ROWS:
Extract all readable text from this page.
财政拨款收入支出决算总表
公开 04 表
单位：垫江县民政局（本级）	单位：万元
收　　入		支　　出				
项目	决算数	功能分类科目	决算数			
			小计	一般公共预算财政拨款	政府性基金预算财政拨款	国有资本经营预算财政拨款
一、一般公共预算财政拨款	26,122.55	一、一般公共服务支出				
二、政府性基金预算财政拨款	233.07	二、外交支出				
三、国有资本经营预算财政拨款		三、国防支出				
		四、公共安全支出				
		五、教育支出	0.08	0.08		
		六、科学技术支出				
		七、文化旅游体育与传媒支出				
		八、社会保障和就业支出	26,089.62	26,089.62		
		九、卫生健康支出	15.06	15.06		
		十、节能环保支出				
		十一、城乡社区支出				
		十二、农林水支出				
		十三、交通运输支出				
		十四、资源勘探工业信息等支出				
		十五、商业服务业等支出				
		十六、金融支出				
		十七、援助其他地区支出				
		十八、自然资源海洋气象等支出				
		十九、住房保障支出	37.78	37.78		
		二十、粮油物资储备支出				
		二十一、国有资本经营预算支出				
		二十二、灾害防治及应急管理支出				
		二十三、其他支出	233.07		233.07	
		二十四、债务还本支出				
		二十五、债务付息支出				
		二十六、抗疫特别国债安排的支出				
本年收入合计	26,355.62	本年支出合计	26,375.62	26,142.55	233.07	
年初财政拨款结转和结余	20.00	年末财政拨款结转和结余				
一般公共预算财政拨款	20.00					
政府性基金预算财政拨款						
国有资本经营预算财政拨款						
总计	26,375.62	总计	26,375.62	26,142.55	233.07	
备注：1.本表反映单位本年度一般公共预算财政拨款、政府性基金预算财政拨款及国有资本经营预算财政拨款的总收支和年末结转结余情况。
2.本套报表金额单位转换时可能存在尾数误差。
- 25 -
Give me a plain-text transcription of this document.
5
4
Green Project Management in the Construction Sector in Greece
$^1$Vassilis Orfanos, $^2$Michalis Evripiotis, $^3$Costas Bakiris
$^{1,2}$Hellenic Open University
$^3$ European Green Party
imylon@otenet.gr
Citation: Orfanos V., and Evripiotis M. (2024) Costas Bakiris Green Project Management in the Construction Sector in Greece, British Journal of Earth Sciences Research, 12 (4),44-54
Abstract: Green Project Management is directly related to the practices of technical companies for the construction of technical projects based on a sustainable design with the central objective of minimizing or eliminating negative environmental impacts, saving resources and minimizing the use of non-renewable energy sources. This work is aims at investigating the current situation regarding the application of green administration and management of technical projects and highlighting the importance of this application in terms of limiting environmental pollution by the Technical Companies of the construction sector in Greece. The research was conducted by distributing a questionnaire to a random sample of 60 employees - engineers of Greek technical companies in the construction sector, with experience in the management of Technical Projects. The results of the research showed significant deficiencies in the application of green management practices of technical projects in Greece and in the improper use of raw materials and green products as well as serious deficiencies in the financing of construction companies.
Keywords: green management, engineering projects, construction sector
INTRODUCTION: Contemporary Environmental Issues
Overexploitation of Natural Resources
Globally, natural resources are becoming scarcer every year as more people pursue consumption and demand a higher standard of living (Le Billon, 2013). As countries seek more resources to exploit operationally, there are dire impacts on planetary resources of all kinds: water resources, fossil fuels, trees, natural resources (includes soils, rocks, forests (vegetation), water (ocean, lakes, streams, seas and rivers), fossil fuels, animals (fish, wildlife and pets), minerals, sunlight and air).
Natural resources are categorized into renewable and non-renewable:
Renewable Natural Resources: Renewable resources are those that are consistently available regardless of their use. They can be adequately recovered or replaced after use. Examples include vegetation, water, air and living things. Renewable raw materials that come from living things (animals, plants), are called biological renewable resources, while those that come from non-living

CHALLENGE: Every line of the data above should be copied exactly.

ANSWER TO THIS TASK:
Extract all readable text from this page.
财政拨款收入支出决算总表
公开 04 表
单位：垫江县民政局（本级）	单位：万元
收　　入		支　　出				
项目	决算数	功能分类科目	决算数			
			小计	一般公共预算财政拨款	政府性基金预算财政拨款	国有资本经营预算财政拨款
一、一般公共预算财政拨款	26,122.55	一、一般公共服务支出				
二、政府性基金预算财政拨款	233.07	二、外交支出				
三、国有资本经营预算财政拨款		三、国防支出				
		四、公共安全支出				
		五、教育支出	0.08	0.08		
		六、科学技术支出				
		七、文化旅游体育与传媒支出				
		八、社会保障和就业支出	26,089.62	26,089.62		
		九、卫生健康支出	15.06	15.06		
		十、节能环保支出				
		十一、城乡社区支出				
		十二、农林水支出				
		十三、交通运输支出				
		十四、资源勘探工业信息等支出				
		十五、商业服务业等支出				
		十六、金融支出				
		十七、援助其他地区支出				
		十八、自然资源海洋气象等支出				
		十九、住房保障支出	37.78	37.78		
		二十、粮油物资储备支出				
		二十一、国有资本经营预算支出				
		二十二、灾害防治及应急管理支出				
		二十三、其他支出	233.07		233.07	
		二十四、债务还本支出				
		二十五、债务付息支出				
		二十六、抗疫特别国债安排的支出				
本年收入合计	26,355.62	本年支出合计	26,375.62	26,142.55	233.07	
年初财政拨款结转和结余	20.00	年末财政拨款结转和结余				
一般公共预算财政拨款	20.00					
政府性基金预算财政拨款						
国有资本经营预算财政拨款						
总计	26,375.62	总计	26,375.62	26,142.55	233.07	
备注：1.本表反映单位本年度一般公共预算财政拨款、政府性基金预算财政拨款及国有资本经营预算财政拨款的总收支和年末结转结余情况。
2.本套报表金额单位转换时可能存在尾数误差。
- 25 -
Give me a plain-text transcription of this document.
5
4
Green Project Management in the Construction Sector in Greece
$^1$Vassilis Orfanos, $^2$Michalis Evripiotis, $^3$Costas Bakiris
$^{1,2}$Hellenic Open University
$^3$ European Green Party
imylon@otenet.gr
Citation: Orfanos V., and Evripiotis M. (2024) Costas Bakiris Green Project Management in the Construction Sector in Greece, British Journal of Earth Sciences Research, 12 (4),44-54
Abstract: Green Project Management is directly related to the practices of technical companies for the construction of technical projects based on a sustainable design with the central objective of minimizing or eliminating negative environmental impacts, saving resources and minimizing the use of non-renewable energy sources. This work is aims at investigating the current situation regarding the application of green administration and management of technical projects and highlighting the importance of this application in terms of limiting environmental pollution by the Technical Companies of the construction sector in Greece. The research was conducted by distributing a questionnaire to a random sample of 60 employees - engineers of Greek technical companies in the construction sector, with experience in the management of Technical Projects. The results of the research showed significant deficiencies in the application of green management practices of technical projects in Greece and in the improper use of raw materials and green products as well as serious deficiencies in the financing of construction companies.
Keywords: green management, engineering projects, construction sector
INTRODUCTION: Contemporary Environmental Issues
Overexploitation of Natural Resources
Globally, natural resources are becoming scarcer every year as more people pursue consumption and demand a higher standard of living (Le Billon, 2013). As countries seek more resources to exploit operationally, there are dire impacts on planetary resources of all kinds: water resources, fossil fuels, trees, natural resources (includes soils, rocks, forests (vegetation), water (ocean, lakes, streams, seas and rivers), fossil fuels, animals (fish, wildlife and pets), minerals, sunlight and air).
Natural resources are categorized into renewable and non-renewable:
Renewable Natural Resources: Renewable resources are those that are consistently available regardless of their use. They can be adequately recovered or replaced after use. Examples include vegetation, water, air and living things. Renewable raw materials that come from living things (animals, plants), are called biological renewable resources, while those that come from non-living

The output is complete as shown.